Wherever the word "value" appears in a line, copy that line.

Stored rows:

************

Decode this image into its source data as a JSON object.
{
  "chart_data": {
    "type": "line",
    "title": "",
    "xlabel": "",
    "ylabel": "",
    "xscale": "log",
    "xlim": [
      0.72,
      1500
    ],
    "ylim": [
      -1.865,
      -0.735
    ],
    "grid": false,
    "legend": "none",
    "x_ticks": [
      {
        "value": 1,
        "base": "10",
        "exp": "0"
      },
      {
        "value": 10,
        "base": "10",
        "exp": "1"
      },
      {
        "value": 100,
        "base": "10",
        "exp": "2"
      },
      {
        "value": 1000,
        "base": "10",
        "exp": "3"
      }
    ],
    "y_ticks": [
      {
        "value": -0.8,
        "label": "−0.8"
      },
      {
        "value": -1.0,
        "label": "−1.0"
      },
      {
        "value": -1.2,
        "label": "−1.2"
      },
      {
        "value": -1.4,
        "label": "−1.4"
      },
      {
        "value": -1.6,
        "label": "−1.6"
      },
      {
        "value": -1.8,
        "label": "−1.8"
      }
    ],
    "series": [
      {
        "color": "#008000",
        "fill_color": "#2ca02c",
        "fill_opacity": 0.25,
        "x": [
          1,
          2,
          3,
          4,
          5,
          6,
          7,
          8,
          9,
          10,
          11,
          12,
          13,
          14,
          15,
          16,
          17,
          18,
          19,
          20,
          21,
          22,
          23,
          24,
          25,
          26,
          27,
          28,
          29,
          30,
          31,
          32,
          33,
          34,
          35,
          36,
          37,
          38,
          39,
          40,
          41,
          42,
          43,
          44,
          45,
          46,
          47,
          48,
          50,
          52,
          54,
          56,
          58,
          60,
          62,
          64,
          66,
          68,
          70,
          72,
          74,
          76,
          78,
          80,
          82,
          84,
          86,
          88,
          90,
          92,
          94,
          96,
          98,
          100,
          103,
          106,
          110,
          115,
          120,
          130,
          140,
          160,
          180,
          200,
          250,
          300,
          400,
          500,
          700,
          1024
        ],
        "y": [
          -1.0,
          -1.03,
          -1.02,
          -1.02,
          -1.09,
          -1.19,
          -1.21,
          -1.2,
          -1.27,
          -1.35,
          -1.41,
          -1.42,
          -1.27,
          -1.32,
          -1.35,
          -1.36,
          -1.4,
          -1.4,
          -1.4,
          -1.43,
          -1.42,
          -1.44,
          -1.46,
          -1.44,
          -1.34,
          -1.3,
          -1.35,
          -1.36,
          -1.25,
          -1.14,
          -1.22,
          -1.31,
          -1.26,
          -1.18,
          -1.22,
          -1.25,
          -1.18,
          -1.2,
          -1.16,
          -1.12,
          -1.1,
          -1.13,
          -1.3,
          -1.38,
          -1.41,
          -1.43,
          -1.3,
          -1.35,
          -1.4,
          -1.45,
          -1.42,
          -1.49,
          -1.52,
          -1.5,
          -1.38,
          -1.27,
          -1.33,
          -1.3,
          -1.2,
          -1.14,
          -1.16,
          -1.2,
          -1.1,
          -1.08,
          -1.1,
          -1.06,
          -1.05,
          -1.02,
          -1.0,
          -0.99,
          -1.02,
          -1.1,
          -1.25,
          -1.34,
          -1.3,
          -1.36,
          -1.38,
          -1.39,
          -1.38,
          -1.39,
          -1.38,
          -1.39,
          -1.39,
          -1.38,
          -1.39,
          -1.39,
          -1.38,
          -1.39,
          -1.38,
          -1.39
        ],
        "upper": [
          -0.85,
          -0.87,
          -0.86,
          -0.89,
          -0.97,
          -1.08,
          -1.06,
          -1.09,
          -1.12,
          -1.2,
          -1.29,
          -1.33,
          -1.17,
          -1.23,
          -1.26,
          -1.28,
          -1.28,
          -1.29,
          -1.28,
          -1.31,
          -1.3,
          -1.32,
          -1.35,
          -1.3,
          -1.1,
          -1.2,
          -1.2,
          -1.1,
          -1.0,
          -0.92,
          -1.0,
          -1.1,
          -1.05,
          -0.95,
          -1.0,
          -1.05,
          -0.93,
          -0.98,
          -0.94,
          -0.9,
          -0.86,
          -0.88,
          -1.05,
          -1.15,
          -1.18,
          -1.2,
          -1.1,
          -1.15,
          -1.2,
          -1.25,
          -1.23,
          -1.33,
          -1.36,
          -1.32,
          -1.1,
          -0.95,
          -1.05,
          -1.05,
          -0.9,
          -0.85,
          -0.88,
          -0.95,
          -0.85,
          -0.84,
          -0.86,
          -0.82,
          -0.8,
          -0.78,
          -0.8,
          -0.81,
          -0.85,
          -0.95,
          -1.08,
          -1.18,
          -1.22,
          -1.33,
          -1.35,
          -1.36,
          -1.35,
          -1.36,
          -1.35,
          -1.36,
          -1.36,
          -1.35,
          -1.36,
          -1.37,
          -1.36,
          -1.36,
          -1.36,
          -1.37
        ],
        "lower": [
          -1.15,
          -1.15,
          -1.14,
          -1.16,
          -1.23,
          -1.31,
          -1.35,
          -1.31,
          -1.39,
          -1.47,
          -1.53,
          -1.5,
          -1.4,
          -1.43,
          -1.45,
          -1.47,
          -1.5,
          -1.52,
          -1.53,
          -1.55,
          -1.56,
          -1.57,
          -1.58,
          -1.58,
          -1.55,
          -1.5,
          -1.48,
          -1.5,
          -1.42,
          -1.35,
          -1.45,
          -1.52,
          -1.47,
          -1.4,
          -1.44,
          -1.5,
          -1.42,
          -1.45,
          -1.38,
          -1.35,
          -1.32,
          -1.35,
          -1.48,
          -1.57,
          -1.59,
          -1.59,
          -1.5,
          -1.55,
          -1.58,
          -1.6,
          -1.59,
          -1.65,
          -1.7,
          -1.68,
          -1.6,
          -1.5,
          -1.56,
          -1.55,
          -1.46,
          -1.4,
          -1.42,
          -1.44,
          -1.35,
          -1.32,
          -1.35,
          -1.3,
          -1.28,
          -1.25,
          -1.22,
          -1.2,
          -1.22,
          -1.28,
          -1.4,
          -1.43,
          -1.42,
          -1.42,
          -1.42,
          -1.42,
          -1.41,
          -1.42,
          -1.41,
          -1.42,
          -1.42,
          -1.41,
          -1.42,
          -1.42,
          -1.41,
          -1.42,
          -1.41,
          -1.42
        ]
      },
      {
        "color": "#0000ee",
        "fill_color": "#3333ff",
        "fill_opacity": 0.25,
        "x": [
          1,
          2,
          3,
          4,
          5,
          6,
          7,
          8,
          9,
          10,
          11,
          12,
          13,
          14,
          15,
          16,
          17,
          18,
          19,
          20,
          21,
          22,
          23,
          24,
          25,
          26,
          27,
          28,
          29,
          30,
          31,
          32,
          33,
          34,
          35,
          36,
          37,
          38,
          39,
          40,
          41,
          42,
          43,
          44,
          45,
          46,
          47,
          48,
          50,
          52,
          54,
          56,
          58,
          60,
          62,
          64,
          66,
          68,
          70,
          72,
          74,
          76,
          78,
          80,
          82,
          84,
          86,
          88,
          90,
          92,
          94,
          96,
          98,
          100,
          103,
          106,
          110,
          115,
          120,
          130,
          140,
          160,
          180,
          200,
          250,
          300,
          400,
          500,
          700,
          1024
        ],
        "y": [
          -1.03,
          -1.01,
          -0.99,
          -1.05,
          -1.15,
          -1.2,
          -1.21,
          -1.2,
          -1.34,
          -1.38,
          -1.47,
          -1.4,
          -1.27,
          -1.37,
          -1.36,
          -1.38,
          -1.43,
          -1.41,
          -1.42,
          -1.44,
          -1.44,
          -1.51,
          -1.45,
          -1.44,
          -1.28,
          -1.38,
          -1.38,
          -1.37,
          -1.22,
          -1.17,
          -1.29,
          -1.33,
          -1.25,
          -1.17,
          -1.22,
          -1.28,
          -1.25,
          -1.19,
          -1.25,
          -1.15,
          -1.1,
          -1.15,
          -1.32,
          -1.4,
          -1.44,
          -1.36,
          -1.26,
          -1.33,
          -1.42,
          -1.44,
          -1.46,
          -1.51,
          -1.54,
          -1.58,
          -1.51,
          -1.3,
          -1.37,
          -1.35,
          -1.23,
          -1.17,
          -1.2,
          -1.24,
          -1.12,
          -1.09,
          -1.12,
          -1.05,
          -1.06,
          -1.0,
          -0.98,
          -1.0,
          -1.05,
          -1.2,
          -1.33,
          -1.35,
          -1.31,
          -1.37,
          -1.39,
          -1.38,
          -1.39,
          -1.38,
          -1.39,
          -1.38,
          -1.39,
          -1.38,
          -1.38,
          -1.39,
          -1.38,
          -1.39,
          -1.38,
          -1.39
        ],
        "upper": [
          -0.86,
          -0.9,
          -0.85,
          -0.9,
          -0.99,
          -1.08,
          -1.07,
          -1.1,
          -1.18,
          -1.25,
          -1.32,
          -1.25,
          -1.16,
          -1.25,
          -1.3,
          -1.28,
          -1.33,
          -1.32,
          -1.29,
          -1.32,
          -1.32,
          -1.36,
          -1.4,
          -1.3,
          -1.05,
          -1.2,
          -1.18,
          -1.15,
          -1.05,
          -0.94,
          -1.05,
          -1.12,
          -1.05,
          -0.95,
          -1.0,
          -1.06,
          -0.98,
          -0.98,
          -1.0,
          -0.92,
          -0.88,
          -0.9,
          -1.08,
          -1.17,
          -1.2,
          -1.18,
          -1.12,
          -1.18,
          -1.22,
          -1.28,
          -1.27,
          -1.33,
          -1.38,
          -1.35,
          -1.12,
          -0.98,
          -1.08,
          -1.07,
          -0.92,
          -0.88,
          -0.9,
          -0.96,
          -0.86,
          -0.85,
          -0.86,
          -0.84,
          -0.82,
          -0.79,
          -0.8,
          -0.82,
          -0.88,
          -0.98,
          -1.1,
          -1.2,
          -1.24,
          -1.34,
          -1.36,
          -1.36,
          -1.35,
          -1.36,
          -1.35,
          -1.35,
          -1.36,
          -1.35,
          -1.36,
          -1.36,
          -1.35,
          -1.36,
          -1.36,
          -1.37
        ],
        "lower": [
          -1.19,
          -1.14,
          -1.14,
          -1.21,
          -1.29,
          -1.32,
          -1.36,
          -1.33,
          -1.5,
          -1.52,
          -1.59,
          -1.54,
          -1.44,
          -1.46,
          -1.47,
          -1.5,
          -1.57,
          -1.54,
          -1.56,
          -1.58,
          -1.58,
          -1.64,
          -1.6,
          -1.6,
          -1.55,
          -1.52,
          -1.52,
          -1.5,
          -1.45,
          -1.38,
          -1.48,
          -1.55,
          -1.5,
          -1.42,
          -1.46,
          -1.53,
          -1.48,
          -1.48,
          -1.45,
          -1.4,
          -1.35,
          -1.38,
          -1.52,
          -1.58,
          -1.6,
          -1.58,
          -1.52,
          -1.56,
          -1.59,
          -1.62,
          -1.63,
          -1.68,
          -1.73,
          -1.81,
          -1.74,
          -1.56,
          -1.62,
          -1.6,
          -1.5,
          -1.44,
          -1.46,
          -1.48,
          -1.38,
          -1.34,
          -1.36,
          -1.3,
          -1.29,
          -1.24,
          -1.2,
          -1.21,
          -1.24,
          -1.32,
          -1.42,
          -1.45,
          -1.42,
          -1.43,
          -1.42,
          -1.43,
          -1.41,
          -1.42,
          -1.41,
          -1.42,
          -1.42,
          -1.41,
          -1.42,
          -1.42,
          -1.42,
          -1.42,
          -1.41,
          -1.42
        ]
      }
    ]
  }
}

************

Response for this exercise:
        "value": 1,
        "value": 10,
        "value": 100,
        "value": 1000,
        "value": -0.8,
        "value": -1.0,
        "value": -1.2,
        "value": -1.4,
        "value": -1.6,
        "value": -1.8,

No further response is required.